EXERCISE TASK:
Exclude all pictures, then copy each of the records exactly as written.

SOURCE MATERIAL:
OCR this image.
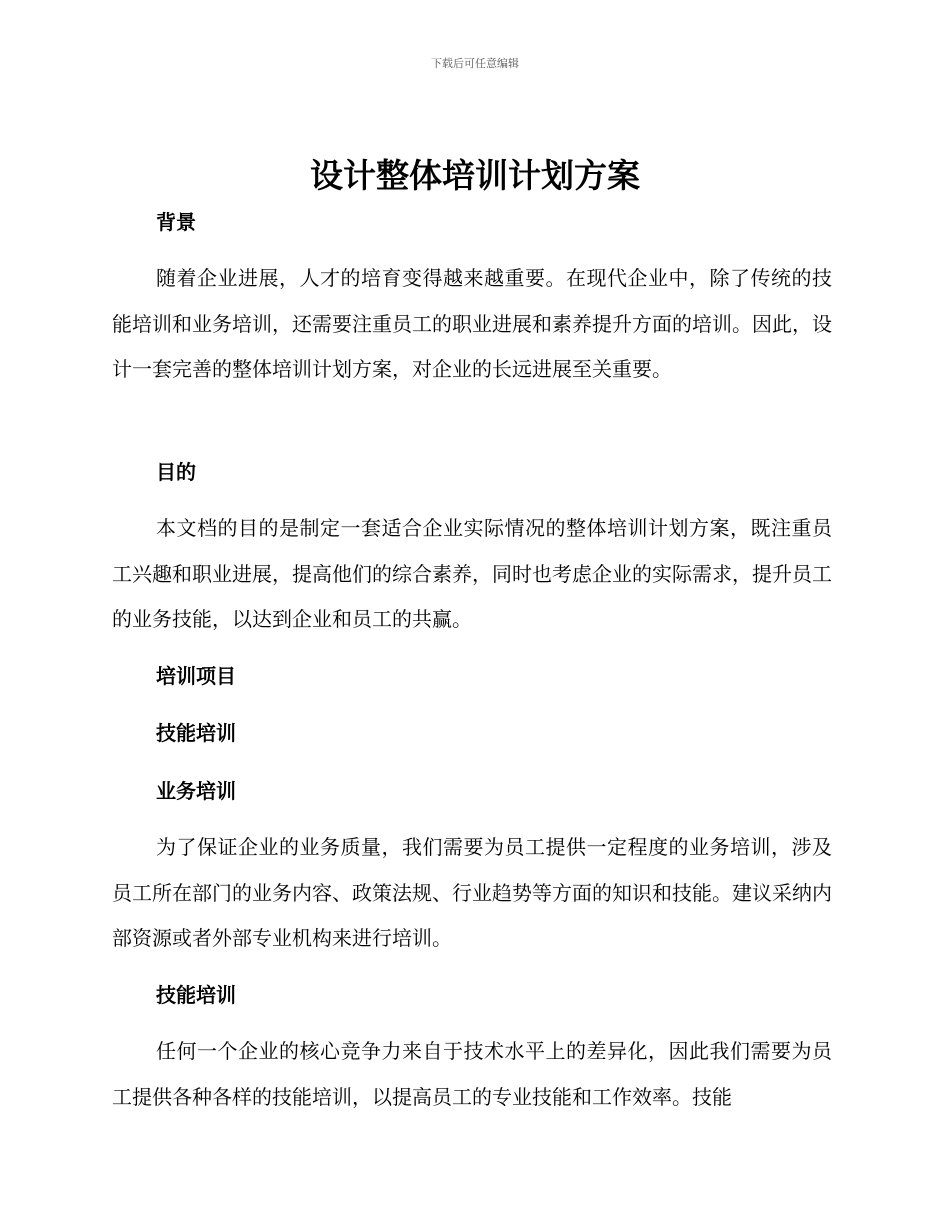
下载后可任意编辑
设计整体培训计划方案
背景

随着企业进展，人才的培育变得越来越重要。在现代企业中，除了传统的技能培训和业务培训，还需要注重员工的职业进展和素养提升方面的培训。因此，设计一套完善的整体培训计划方案，对企业的长远进展至关重要。

目的

本文档的目的是制定一套适合企业实际情况的整体培训计划方案，既注重员工兴趣和职业进展，提高他们的综合素养，同时也考虑企业的实际需求，提升员工的业务技能，以达到企业和员工的共赢。

培训项目
技能培训
业务培训

为了保证企业的业务质量，我们需要为员工提供一定程度的业务培训，涉及员工所在部门的业务内容、政策法规、行业趋势等方面的知识和技能。建议采纳内部资源或者外部专业机构来进行培训。

技能培训

任何一个企业的核心竞争力来自于技术水平上的差异化，因此我们需要为员工提供各种各样的技能培训，以提高员工的专业技能和工作效率。技能
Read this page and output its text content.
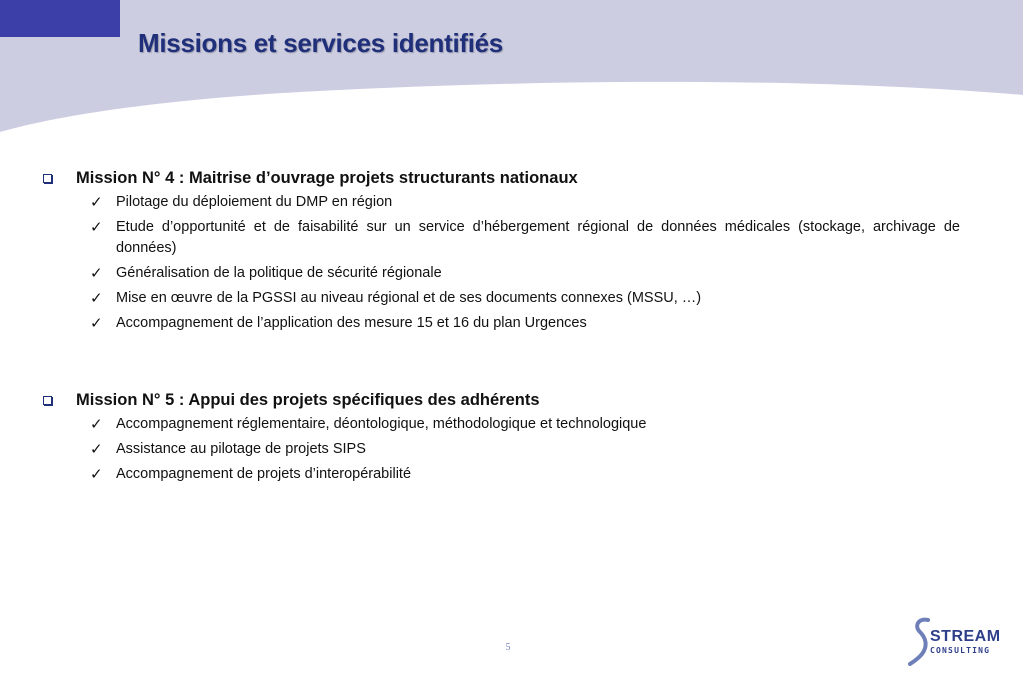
Missions et services identifiés
Mission N° 4 : Maitrise d’ouvrage projets structurants nationaux
✓ Pilotage du déploiement du DMP en région
✓ Etude d’opportunité et de faisabilité sur un service d’hébergement régional de données médicales (stockage, archivage de données)
✓ Généralisation de la politique de sécurité régionale
✓ Mise en œuvre de la PGSSI au niveau régional et de ses documents connexes (MSSU, …)
✓ Accompagnement de l’application des mesure 15 et 16 du plan Urgences
Mission N° 5 : Appui des projets spécifiques des adhérents
✓ Accompagnement réglementaire, déontologique, méthodologique et technologique
✓ Assistance au pilotage de projets SIPS
✓ Accompagnement de projets d’interopérabilité
5
STREAM
CONSULTING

RESULT OF THIS TASK:
OCR this image.
下载后可任意编辑
设计整体培训计划方案
背景

随着企业进展，人才的培育变得越来越重要。在现代企业中，除了传统的技能培训和业务培训，还需要注重员工的职业进展和素养提升方面的培训。因此，设计一套完善的整体培训计划方案，对企业的长远进展至关重要。

目的

本文档的目的是制定一套适合企业实际情况的整体培训计划方案，既注重员工兴趣和职业进展，提高他们的综合素养，同时也考虑企业的实际需求，提升员工的业务技能，以达到企业和员工的共赢。

培训项目
技能培训
业务培训

为了保证企业的业务质量，我们需要为员工提供一定程度的业务培训，涉及员工所在部门的业务内容、政策法规、行业趋势等方面的知识和技能。建议采纳内部资源或者外部专业机构来进行培训。

技能培训

任何一个企业的核心竞争力来自于技术水平上的差异化，因此我们需要为员工提供各种各样的技能培训，以提高员工的专业技能和工作效率。技能
Read this page and output its text content.
Missions et services identifiés
Mission N° 4 : Maitrise d’ouvrage projets structurants nationaux
✓ Pilotage du déploiement du DMP en région
✓ Etude d’opportunité et de faisabilité sur un service d’hébergement régional de données médicales (stockage, archivage de données)
✓ Généralisation de la politique de sécurité régionale
✓ Mise en œuvre de la PGSSI au niveau régional et de ses documents connexes (MSSU, …)
✓ Accompagnement de l’application des mesure 15 et 16 du plan Urgences
Mission N° 5 : Appui des projets spécifiques des adhérents
✓ Accompagnement réglementaire, déontologique, méthodologique et technologique
✓ Assistance au pilotage de projets SIPS
✓ Accompagnement de projets d’interopérabilité
5
STREAM
CONSULTING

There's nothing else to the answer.